_WHAT IS EXPECTED_. Without including the pictures, copy out every line below.

++++ DATASET EXCERPTS

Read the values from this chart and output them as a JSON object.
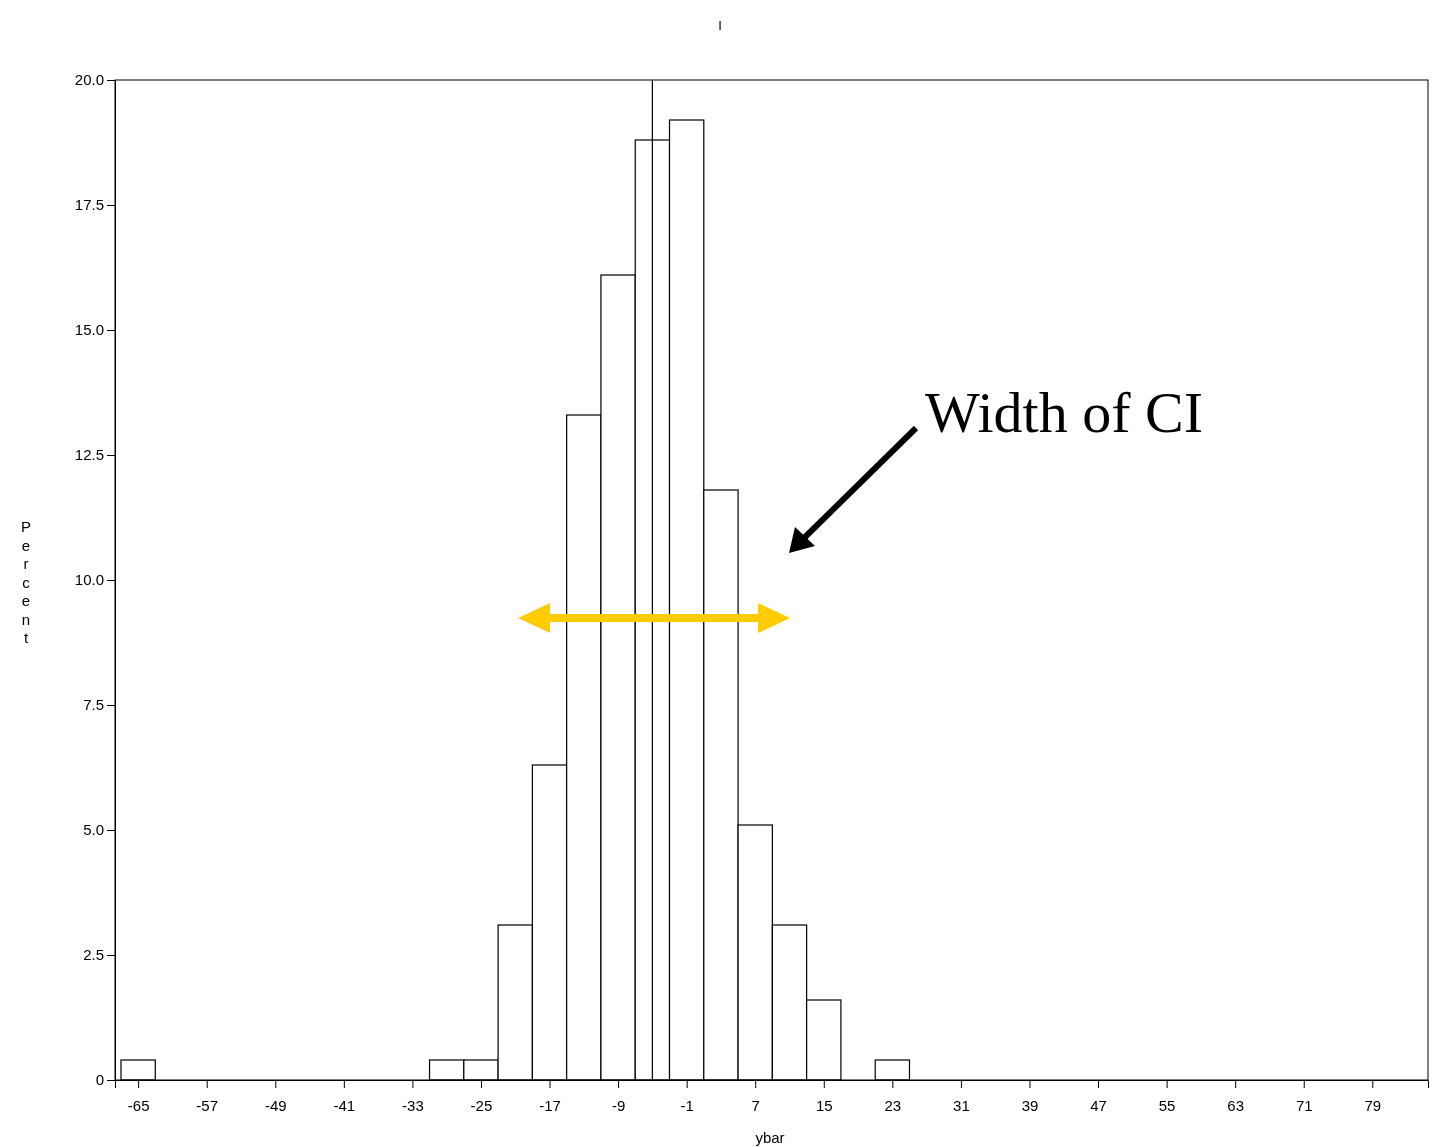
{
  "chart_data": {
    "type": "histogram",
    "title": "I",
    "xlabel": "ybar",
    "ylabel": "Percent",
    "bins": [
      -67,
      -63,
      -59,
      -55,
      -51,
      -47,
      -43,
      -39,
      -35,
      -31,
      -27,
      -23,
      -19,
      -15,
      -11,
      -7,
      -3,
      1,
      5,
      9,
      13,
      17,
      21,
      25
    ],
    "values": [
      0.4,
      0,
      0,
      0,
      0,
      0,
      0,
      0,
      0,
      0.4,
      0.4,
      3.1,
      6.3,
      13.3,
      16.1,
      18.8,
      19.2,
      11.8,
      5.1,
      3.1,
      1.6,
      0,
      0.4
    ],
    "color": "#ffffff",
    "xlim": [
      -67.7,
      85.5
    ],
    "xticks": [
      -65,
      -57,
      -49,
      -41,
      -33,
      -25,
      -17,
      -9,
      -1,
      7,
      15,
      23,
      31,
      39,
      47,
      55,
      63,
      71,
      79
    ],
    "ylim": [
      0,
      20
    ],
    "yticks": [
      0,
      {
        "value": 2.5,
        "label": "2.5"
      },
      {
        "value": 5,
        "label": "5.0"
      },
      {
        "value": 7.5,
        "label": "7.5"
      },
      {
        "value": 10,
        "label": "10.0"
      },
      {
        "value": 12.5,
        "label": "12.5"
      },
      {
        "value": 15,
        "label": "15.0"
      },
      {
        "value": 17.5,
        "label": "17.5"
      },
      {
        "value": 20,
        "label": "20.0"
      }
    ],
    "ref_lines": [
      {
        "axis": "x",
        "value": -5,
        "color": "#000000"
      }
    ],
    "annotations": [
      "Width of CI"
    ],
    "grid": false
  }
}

++++++++

_RESPONSE_.
Read the values from this chart and output them as a JSON object.
{
  "chart_data": {
    "type": "histogram",
    "title": "I",
    "xlabel": "ybar",
    "ylabel": "Percent",
    "bins": [
      -67,
      -63,
      -59,
      -55,
      -51,
      -47,
      -43,
      -39,
      -35,
      -31,
      -27,
      -23,
      -19,
      -15,
      -11,
      -7,
      -3,
      1,
      5,
      9,
      13,
      17,
      21,
      25
    ],
    "values": [
      0.4,
      0,
      0,
      0,
      0,
      0,
      0,
      0,
      0,
      0.4,
      0.4,
      3.1,
      6.3,
      13.3,
      16.1,
      18.8,
      19.2,
      11.8,
      5.1,
      3.1,
      1.6,
      0,
      0.4
    ],
    "color": "#ffffff",
    "xlim": [
      -67.7,
      85.5
    ],
    "xticks": [
      -65,
      -57,
      -49,
      -41,
      -33,
      -25,
      -17,
      -9,
      -1,
      7,
      15,
      23,
      31,
      39,
      47,
      55,
      63,
      71,
      79
    ],
    "ylim": [
      0,
      20
    ],
    "yticks": [
      0,
      {
        "value": 2.5,
        "label": "2.5"
      },
      {
        "value": 5,
        "label": "5.0"
      },
      {
        "value": 7.5,
        "label": "7.5"
      },
      {
        "value": 10,
        "label": "10.0"
      },
      {
        "value": 12.5,
        "label": "12.5"
      },
      {
        "value": 15,
        "label": "15.0"
      },
      {
        "value": 17.5,
        "label": "17.5"
      },
      {
        "value": 20,
        "label": "20.0"
      }
    ],
    "ref_lines": [
      {
        "axis": "x",
        "value": -5,
        "color": "#000000"
      }
    ],
    "annotations": [
      "Width of CI"
    ],
    "grid": false
  }
}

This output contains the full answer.